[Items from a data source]
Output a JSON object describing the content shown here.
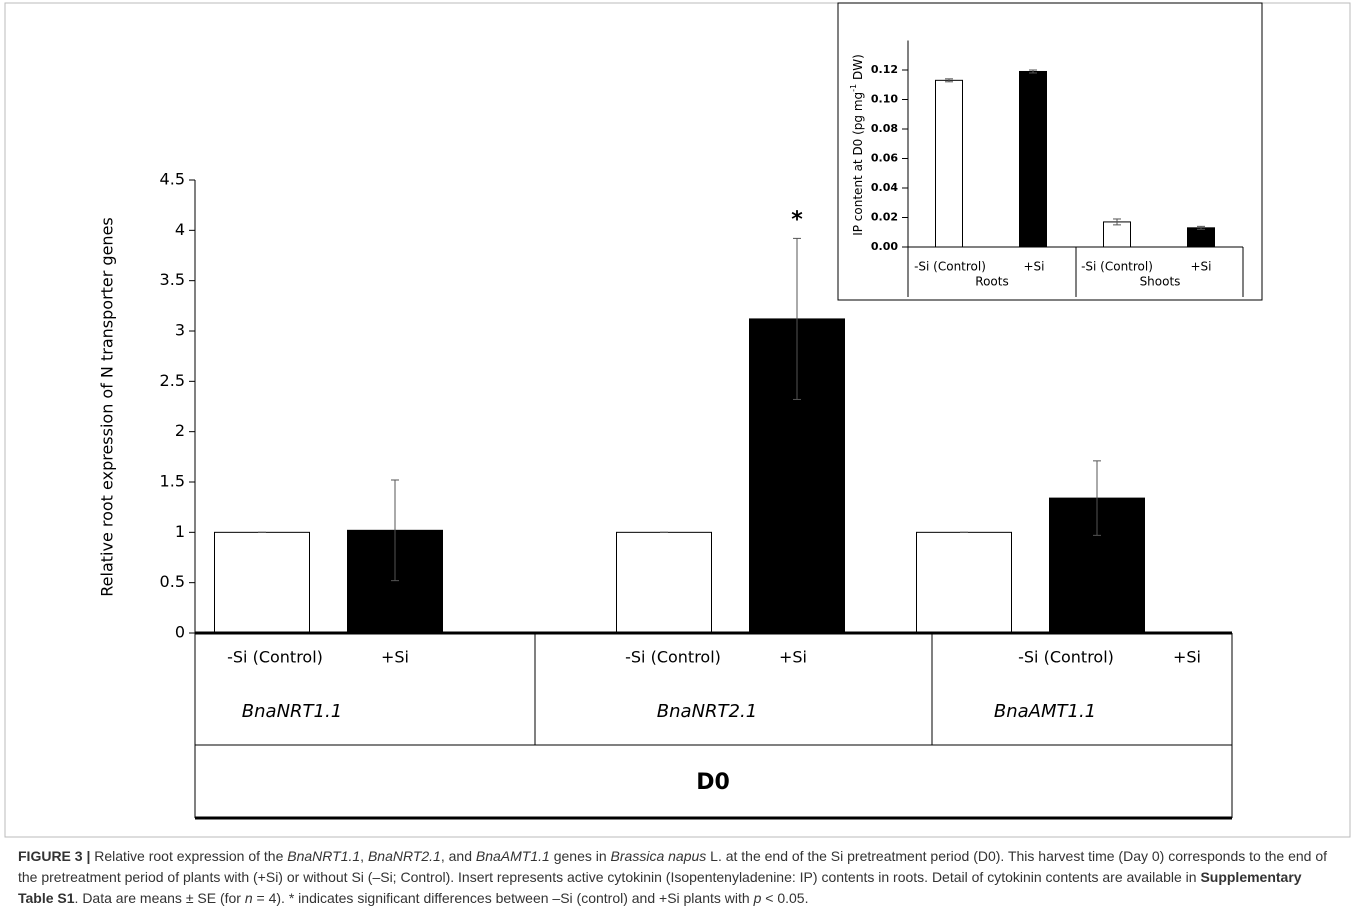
{
  "chart_data": [
    {
      "type": "bar",
      "y_label": "Relative root expression of N transporter genes",
      "categories": [
        "BnaNRT1.1",
        "BnaNRT2.1",
        "BnaAMT1.1"
      ],
      "group_label": "D0",
      "series": [
        {
          "name": "-Si (Control)",
          "color": "#ffffff",
          "values": [
            1,
            1,
            1
          ],
          "errors": [
            0,
            0,
            0
          ]
        },
        {
          "name": "+Si",
          "color": "#000000",
          "values": [
            1.02,
            3.12,
            1.34
          ],
          "errors": [
            0.5,
            0.8,
            0.37
          ]
        }
      ],
      "annotations": [
        {
          "text": "*",
          "series": 1,
          "index": 1
        }
      ],
      "ylim": [
        0,
        4.5
      ],
      "yticks": [
        0,
        0.5,
        1,
        1.5,
        2,
        2.5,
        3,
        3.5,
        4,
        4.5
      ]
    },
    {
      "type": "bar",
      "y_label": [
        "IP content at D0 (pg mg",
        "-1",
        " DW)"
      ],
      "categories": [
        "Roots",
        "Shoots"
      ],
      "series": [
        {
          "name": "-Si (Control)",
          "color": "#ffffff",
          "values": [
            0.113,
            0.017
          ],
          "errors": [
            0.001,
            0.002
          ]
        },
        {
          "name": "+Si",
          "color": "#000000",
          "values": [
            0.119,
            0.013
          ],
          "errors": [
            0.001,
            0.001
          ]
        }
      ],
      "ylim": [
        0,
        0.14
      ],
      "yticks": [
        {
          "value": 0,
          "label": "0.00"
        },
        0.02,
        0.04,
        0.06,
        0.08,
        {
          "value": 0.1,
          "label": "0.10"
        },
        0.12
      ]
    }
  ],
  "caption": [
    "FIGURE 3 |",
    " Relative root expression of the ",
    "BnaNRT1.1",
    ", ",
    "BnaNRT2.1",
    ", and ",
    "BnaAMT1.1",
    " genes in ",
    "Brassica napus",
    " L. at the end of the Si pretreatment period (D0). This harvest time (Day 0) corresponds to the end of the pretreatment period of plants with (+Si) or without Si (–Si; Control). Insert represents active cytokinin (Isopentenyladenine: IP) contents in roots. Detail of cytokinin contents are available in ",
    "Supplementary Table S1",
    ". Data are means ± SE (for ",
    "n",
    " = 4). * indicates significant differences between –Si (control) and +Si plants with ",
    "p",
    " < 0.05."
  ]
}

» **Task goal**
Across the entries, each line containing the word "expression" is to be counted once; the total alone is to be given.

» **Response area**
2